[Aim of the exercise] Copy out every record below exactly as written, but leave out any pictures.

[Dataset rows]
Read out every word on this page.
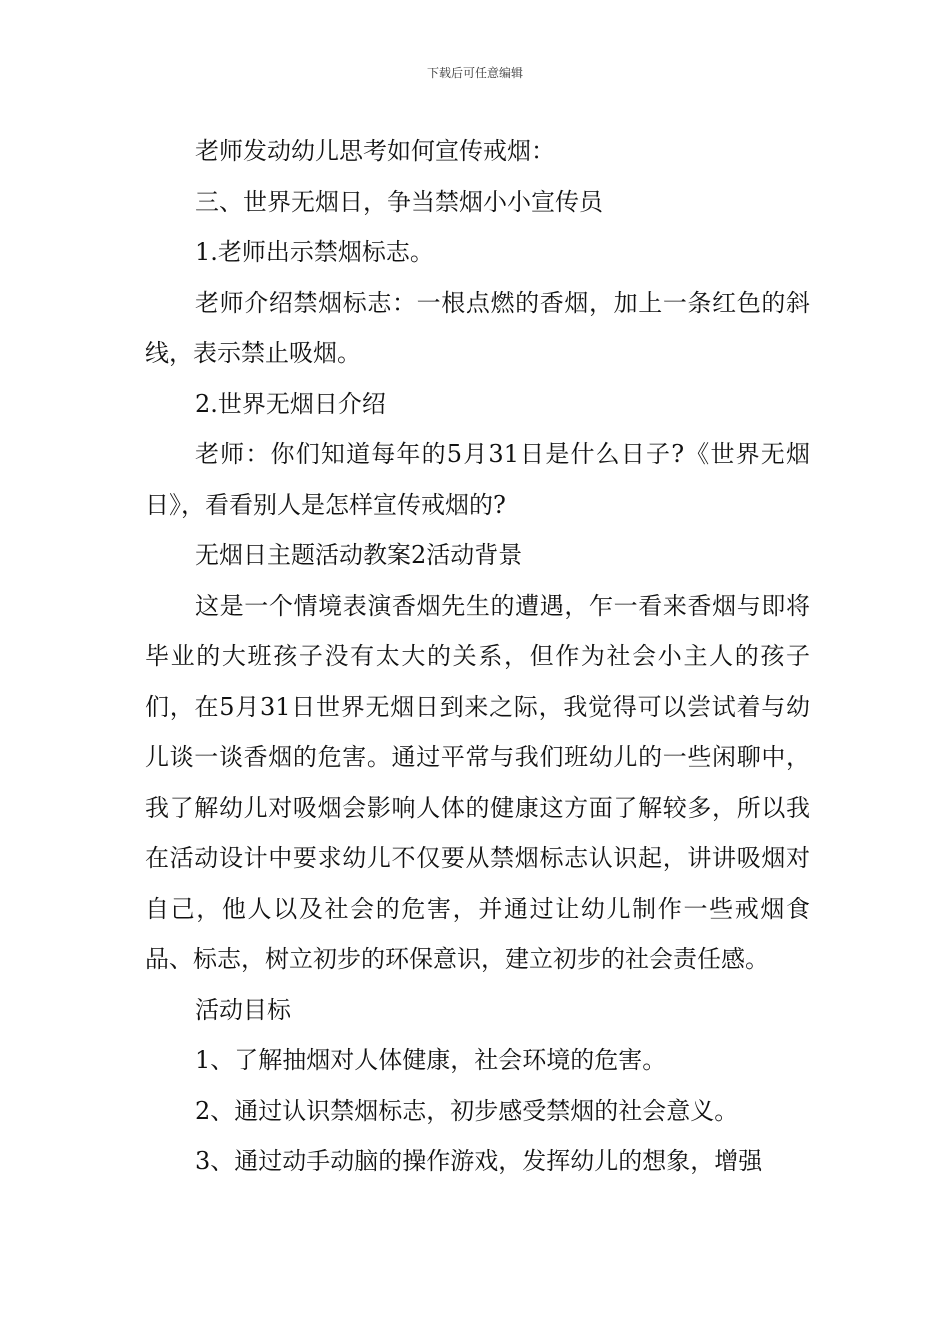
下载后可任意编辑

老师发动幼儿思考如何宣传戒烟：

三、世界无烟日，争当禁烟小小宣传员

1.老师出示禁烟标志。

老师介绍禁烟标志：一根点燃的香烟，加上一条红色的斜线，表示禁止吸烟。

2.世界无烟日介绍

老师：你们知道每年的5月31日是什么日子?《世界无烟日》，看看别人是怎样宣传戒烟的?

无烟日主题活动教案2活动背景

这是一个情境表演香烟先生的遭遇，乍一看来香烟与即将毕业的大班孩子没有太大的关系，但作为社会小主人的孩子们，在5月31日世界无烟日到来之际，我觉得可以尝试着与幼儿谈一谈香烟的危害。通过平常与我们班幼儿的一些闲聊中，我了解幼儿对吸烟会影响人体的健康这方面了解较多，所以我在活动设计中要求幼儿不仅要从禁烟标志认识起，讲讲吸烟对自己，他人以及社会的危害，并通过让幼儿制作一些戒烟食品、标志，树立初步的环保意识，建立初步的社会责任感。

活动目标

1、了解抽烟对人体健康，社会环境的危害。

2、通过认识禁烟标志，初步感受禁烟的社会意义。

3、通过动手动脑的操作游戏，发挥幼儿的想象，增强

[Answer in full]
Read out every word on this page.
下载后可任意编辑

老师发动幼儿思考如何宣传戒烟：

三、世界无烟日，争当禁烟小小宣传员

1.老师出示禁烟标志。

老师介绍禁烟标志：一根点燃的香烟，加上一条红色的斜线，表示禁止吸烟。

2.世界无烟日介绍

老师：你们知道每年的5月31日是什么日子?《世界无烟日》，看看别人是怎样宣传戒烟的?

无烟日主题活动教案2活动背景

这是一个情境表演香烟先生的遭遇，乍一看来香烟与即将毕业的大班孩子没有太大的关系，但作为社会小主人的孩子们，在5月31日世界无烟日到来之际，我觉得可以尝试着与幼儿谈一谈香烟的危害。通过平常与我们班幼儿的一些闲聊中，我了解幼儿对吸烟会影响人体的健康这方面了解较多，所以我在活动设计中要求幼儿不仅要从禁烟标志认识起，讲讲吸烟对自己，他人以及社会的危害，并通过让幼儿制作一些戒烟食品、标志，树立初步的环保意识，建立初步的社会责任感。

活动目标

1、了解抽烟对人体健康，社会环境的危害。

2、通过认识禁烟标志，初步感受禁烟的社会意义。

3、通过动手动脑的操作游戏，发挥幼儿的想象，增强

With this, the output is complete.